### Direction
Pull out every line of the listing below where "public" appears.

### Data listing
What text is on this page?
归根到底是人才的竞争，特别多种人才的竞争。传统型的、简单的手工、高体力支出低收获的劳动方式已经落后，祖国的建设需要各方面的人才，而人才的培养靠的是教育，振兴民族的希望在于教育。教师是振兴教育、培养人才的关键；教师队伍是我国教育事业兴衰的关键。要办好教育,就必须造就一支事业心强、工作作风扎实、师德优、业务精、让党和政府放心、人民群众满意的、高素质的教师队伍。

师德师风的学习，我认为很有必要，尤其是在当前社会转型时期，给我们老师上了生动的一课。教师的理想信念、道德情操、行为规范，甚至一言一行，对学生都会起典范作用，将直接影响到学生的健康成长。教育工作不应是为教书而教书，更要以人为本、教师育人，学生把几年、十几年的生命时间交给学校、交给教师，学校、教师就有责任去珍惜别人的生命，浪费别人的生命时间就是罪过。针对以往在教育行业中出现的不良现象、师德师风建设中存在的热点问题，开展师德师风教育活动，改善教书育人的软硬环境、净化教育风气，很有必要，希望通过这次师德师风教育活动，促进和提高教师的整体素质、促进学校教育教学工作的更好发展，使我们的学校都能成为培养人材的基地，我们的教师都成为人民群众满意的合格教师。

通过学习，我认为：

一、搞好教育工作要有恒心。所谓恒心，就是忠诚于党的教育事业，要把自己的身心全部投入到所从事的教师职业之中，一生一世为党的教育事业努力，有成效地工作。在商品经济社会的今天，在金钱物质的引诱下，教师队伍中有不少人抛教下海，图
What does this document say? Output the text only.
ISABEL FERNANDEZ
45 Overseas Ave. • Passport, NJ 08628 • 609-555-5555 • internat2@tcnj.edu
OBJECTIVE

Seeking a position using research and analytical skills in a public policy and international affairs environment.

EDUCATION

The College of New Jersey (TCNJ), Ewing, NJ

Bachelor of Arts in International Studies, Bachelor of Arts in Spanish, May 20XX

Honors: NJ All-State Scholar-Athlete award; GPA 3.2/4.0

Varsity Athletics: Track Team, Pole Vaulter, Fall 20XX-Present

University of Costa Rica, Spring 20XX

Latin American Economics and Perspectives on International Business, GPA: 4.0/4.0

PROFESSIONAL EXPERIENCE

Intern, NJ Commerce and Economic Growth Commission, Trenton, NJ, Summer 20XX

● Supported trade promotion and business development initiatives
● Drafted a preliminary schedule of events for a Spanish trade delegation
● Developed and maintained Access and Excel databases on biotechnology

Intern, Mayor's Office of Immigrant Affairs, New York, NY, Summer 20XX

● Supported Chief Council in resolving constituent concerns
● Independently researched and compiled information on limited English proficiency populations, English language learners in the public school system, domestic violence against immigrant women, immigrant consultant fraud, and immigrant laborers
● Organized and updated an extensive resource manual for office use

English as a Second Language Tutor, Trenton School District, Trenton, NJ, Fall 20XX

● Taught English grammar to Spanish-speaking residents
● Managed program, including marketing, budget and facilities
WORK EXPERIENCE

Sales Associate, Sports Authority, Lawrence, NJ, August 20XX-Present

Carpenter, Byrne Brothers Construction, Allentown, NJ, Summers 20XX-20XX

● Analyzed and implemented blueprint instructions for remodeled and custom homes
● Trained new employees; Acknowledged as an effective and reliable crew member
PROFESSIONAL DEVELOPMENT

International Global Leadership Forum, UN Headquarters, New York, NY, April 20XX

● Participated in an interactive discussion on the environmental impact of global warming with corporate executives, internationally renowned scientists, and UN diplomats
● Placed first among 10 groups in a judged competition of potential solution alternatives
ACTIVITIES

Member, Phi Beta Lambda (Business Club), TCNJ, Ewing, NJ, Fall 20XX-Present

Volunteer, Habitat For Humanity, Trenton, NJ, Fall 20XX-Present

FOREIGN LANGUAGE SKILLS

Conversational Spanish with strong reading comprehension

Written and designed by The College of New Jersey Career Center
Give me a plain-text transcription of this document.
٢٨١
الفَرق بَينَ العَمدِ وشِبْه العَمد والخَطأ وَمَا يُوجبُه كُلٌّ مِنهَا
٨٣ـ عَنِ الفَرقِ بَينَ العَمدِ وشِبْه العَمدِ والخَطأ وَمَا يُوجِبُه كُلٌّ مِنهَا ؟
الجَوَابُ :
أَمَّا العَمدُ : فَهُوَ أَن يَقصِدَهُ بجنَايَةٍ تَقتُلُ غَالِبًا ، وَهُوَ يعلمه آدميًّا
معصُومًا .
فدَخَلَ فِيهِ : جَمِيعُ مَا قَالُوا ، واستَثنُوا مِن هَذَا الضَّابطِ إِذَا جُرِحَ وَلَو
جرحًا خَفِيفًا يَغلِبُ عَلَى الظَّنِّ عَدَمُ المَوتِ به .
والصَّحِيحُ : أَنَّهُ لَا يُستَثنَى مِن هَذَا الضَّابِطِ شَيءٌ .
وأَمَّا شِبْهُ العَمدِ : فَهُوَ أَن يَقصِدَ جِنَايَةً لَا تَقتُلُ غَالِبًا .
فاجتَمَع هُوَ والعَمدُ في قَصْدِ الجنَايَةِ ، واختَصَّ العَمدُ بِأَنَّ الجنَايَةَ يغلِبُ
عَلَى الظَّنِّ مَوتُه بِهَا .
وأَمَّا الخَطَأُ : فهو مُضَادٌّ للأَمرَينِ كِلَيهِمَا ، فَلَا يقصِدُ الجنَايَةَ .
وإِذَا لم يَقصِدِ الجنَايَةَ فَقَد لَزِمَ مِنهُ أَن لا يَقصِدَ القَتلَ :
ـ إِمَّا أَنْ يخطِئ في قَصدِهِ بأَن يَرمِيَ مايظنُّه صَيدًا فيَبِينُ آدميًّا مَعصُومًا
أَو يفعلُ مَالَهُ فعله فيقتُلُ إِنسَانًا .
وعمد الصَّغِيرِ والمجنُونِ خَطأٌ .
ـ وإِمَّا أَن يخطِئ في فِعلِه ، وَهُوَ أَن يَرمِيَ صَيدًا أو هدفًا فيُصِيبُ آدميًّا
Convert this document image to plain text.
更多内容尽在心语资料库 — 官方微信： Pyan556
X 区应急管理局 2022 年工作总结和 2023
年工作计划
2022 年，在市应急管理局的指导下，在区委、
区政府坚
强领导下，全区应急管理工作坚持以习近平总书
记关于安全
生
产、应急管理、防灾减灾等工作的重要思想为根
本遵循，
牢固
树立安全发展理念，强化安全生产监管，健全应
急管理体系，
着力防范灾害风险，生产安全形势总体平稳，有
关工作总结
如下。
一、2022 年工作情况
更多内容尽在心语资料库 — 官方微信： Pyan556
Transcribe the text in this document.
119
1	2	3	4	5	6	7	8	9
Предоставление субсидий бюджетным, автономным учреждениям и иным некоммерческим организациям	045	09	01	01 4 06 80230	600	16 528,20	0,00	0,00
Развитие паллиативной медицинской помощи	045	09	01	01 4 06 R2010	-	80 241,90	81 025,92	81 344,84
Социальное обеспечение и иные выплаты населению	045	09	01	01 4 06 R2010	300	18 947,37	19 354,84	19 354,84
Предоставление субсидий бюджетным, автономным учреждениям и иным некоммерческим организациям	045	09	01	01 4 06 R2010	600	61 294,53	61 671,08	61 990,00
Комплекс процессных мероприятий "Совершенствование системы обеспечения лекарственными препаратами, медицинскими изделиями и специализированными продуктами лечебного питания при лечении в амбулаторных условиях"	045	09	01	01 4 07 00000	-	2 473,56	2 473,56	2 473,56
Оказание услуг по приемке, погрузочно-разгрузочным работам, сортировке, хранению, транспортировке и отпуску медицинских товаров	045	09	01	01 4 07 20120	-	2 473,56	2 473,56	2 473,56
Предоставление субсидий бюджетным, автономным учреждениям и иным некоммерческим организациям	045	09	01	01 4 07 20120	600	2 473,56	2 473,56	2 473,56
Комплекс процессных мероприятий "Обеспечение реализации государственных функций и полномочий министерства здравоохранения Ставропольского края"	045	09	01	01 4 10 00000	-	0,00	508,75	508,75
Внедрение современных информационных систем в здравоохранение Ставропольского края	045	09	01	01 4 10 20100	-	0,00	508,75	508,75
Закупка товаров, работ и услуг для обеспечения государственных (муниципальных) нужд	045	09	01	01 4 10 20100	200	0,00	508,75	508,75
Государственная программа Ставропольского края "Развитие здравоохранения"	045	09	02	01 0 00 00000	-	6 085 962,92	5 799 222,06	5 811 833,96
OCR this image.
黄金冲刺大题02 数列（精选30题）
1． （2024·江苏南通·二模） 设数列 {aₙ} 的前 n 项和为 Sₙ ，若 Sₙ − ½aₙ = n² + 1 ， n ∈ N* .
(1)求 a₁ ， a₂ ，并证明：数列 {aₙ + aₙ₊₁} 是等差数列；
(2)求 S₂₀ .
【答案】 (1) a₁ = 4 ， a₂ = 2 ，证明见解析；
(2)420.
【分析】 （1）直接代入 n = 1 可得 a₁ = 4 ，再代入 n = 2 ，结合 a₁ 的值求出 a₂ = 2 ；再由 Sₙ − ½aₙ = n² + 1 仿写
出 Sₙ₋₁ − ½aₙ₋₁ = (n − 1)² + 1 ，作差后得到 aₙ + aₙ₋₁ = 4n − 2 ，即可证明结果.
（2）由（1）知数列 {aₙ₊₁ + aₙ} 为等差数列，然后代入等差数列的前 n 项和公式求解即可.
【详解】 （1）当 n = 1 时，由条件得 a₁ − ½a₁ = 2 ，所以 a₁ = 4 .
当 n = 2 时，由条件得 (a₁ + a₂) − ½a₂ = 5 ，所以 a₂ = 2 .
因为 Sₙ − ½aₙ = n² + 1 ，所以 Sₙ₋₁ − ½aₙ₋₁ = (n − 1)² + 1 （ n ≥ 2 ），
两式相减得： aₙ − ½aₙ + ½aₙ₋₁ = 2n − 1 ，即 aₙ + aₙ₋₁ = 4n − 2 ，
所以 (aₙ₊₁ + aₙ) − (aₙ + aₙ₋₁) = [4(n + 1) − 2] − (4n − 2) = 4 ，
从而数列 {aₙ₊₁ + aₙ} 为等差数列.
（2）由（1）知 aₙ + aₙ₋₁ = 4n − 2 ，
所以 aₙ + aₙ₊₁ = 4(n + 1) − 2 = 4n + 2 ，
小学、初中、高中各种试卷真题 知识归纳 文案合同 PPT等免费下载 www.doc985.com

### Solution for this exercise
Seeking a position using research and analytical skills in a public policy and international affairs environment.
● Independently researched and compiled information on limited English proficiency populations, English language learners in the public school system, domestic violence against immigrant women, immigrant consultant fraud, and immigrant laborers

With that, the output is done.